- The task
Report only the number of lines that hold the word "shown".

- Rows

___

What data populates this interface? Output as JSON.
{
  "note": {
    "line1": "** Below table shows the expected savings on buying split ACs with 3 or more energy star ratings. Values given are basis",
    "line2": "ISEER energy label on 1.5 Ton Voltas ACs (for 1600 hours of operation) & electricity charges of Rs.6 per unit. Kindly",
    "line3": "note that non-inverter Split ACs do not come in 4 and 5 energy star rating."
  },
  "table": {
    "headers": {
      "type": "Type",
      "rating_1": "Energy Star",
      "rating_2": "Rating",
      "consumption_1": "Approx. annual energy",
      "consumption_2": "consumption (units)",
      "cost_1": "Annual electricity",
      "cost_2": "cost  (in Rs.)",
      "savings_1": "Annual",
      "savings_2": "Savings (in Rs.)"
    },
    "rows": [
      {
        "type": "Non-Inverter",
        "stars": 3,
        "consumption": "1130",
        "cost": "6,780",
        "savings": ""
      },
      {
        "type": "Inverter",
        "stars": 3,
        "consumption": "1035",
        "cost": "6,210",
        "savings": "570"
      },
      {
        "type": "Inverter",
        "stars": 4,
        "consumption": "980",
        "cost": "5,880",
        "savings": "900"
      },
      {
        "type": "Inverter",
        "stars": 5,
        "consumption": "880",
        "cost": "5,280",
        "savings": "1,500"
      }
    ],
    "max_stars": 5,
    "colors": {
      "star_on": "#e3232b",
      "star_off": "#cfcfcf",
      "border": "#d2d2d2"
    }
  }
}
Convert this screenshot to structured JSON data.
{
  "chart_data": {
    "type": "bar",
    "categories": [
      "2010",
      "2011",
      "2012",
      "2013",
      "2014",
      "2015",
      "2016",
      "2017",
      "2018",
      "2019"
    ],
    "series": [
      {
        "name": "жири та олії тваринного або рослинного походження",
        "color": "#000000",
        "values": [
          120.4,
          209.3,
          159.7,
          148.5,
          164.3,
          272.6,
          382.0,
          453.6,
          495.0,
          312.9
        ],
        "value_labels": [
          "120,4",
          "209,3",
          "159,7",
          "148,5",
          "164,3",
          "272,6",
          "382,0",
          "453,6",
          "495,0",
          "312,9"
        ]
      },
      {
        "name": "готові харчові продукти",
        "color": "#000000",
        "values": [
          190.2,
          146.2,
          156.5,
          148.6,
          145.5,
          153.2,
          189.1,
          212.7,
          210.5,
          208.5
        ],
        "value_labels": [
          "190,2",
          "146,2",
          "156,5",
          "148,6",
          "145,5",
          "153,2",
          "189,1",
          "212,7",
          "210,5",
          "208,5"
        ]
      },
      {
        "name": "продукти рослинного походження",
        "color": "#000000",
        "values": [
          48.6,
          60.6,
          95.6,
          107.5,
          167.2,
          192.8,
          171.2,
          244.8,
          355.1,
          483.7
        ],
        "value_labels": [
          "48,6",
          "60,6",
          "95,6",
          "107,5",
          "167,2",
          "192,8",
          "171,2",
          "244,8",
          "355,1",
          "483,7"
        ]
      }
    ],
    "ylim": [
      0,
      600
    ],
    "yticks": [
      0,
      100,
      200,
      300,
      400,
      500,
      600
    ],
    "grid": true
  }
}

___

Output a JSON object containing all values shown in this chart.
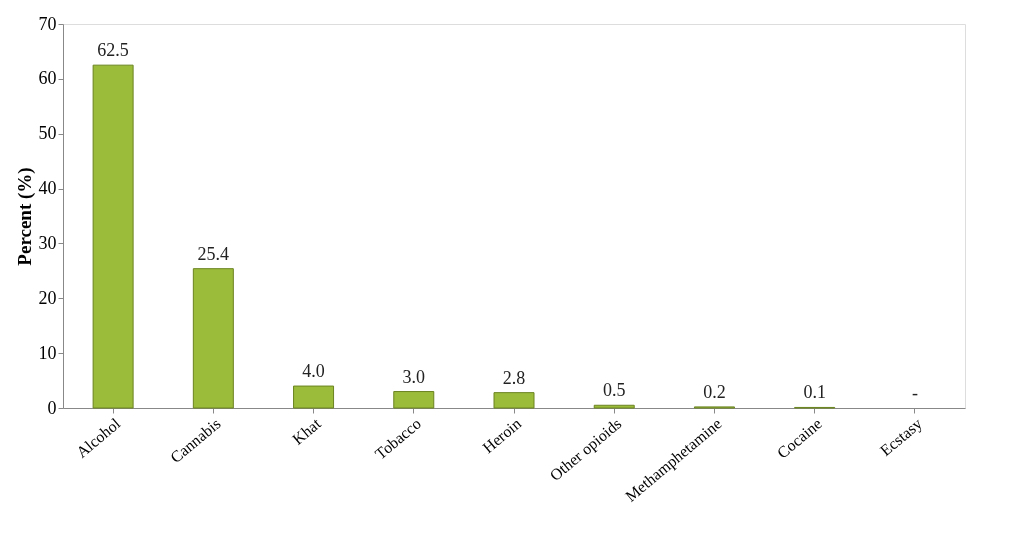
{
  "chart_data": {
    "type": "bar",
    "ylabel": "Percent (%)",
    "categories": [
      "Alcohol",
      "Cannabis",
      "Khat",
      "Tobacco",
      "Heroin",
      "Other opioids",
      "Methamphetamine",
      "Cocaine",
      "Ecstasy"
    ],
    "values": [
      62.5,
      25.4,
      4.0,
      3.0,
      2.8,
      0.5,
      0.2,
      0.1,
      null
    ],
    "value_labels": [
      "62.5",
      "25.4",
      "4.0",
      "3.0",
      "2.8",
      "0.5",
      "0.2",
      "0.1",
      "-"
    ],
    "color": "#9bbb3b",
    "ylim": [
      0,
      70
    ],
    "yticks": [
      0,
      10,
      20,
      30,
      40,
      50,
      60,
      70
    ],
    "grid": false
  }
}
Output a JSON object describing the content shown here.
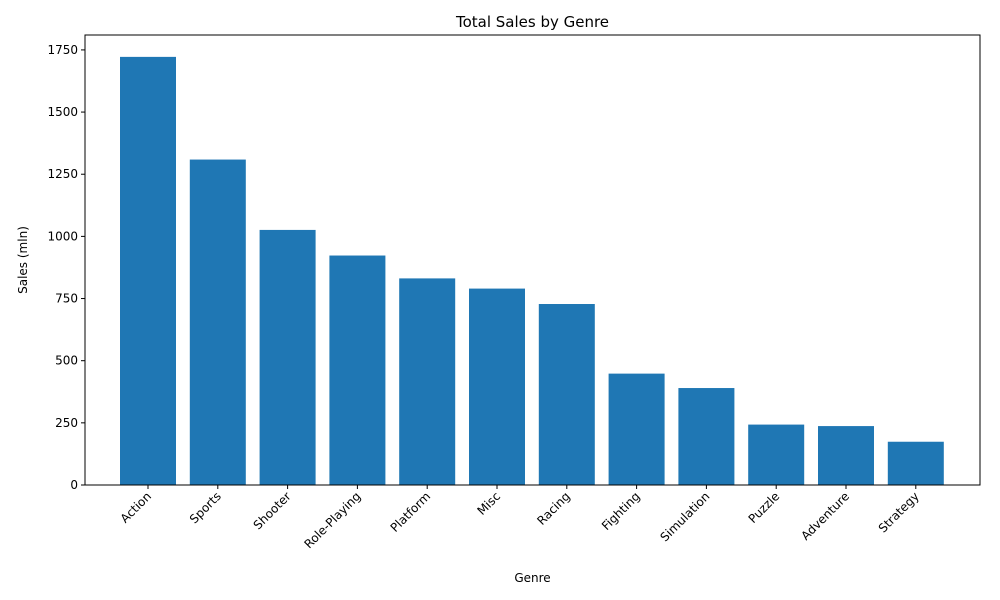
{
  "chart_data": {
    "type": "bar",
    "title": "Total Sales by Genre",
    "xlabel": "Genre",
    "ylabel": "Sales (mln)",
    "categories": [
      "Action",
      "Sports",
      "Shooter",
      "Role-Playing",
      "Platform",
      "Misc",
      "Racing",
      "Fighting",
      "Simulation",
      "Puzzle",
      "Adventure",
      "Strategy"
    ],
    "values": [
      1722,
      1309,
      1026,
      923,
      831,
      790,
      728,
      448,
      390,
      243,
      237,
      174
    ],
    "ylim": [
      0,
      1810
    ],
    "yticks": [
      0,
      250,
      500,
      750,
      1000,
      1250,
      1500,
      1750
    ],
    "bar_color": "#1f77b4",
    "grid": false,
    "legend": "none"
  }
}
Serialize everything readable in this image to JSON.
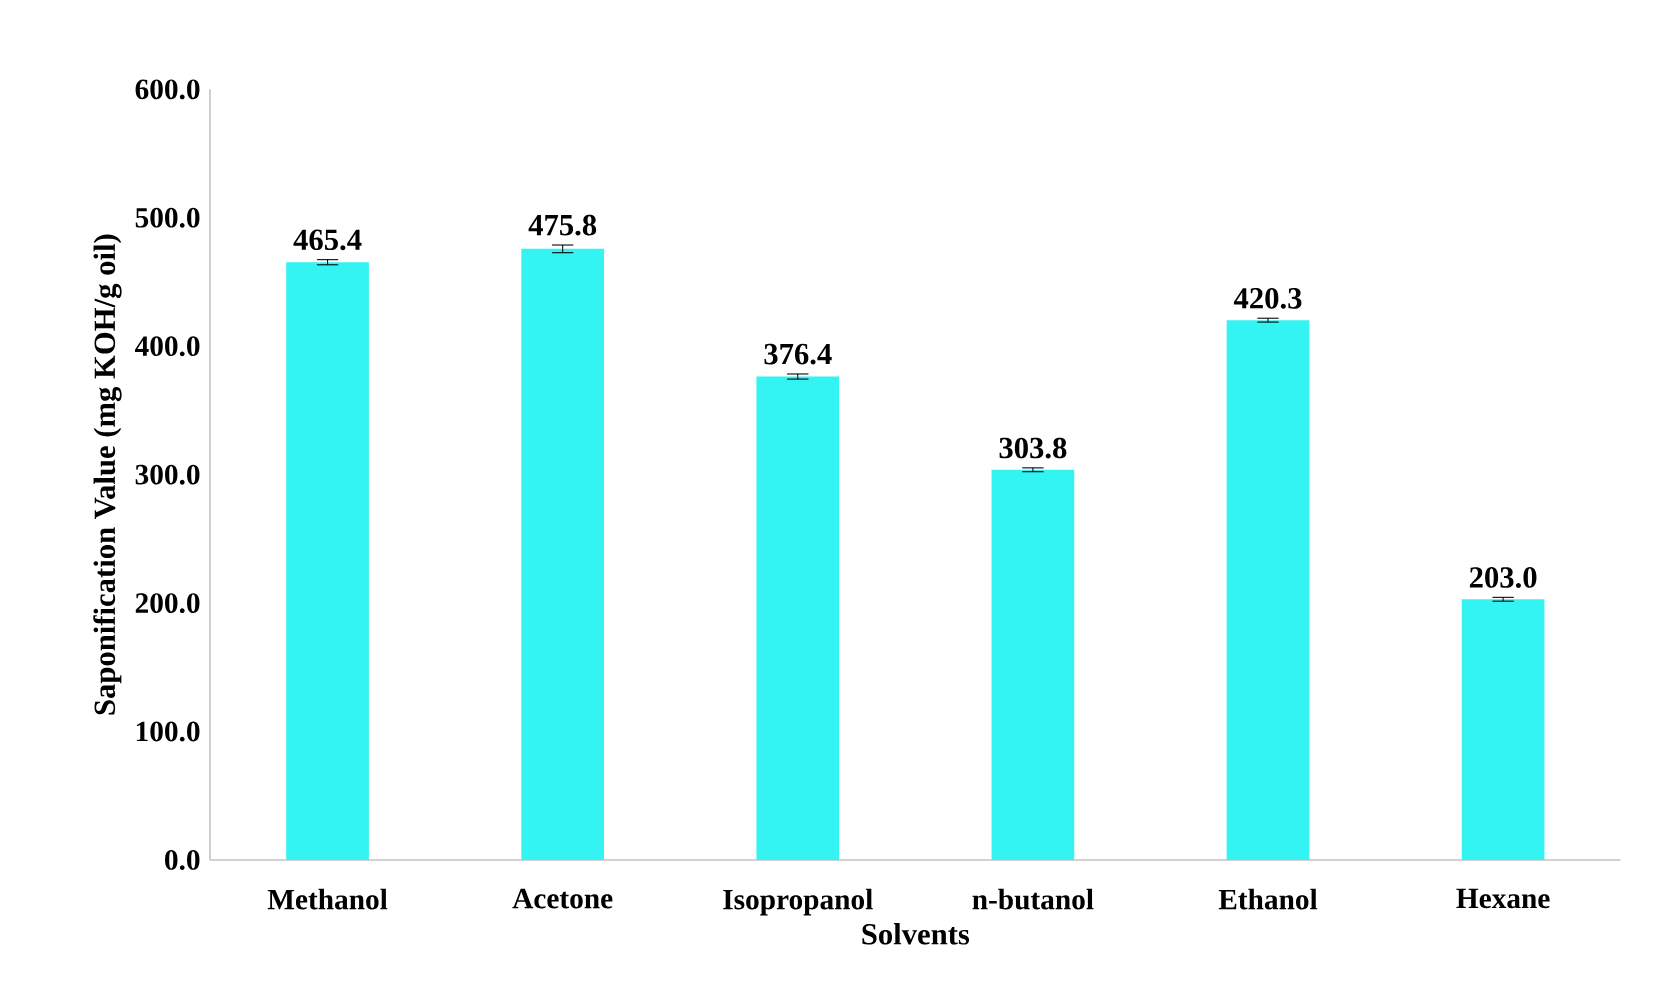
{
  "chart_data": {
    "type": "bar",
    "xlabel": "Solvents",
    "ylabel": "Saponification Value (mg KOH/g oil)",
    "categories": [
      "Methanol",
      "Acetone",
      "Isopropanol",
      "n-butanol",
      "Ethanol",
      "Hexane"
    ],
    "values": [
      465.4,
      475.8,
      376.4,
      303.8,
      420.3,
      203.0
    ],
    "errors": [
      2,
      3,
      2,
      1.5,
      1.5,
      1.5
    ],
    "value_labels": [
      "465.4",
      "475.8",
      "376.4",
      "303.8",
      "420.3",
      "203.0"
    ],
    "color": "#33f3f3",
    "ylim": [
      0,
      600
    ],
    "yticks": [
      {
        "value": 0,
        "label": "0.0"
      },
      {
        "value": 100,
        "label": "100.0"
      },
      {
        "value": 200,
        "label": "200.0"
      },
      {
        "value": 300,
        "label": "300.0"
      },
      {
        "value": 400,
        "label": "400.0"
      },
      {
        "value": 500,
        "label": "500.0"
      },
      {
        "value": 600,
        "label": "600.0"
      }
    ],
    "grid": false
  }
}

___

- Result below
2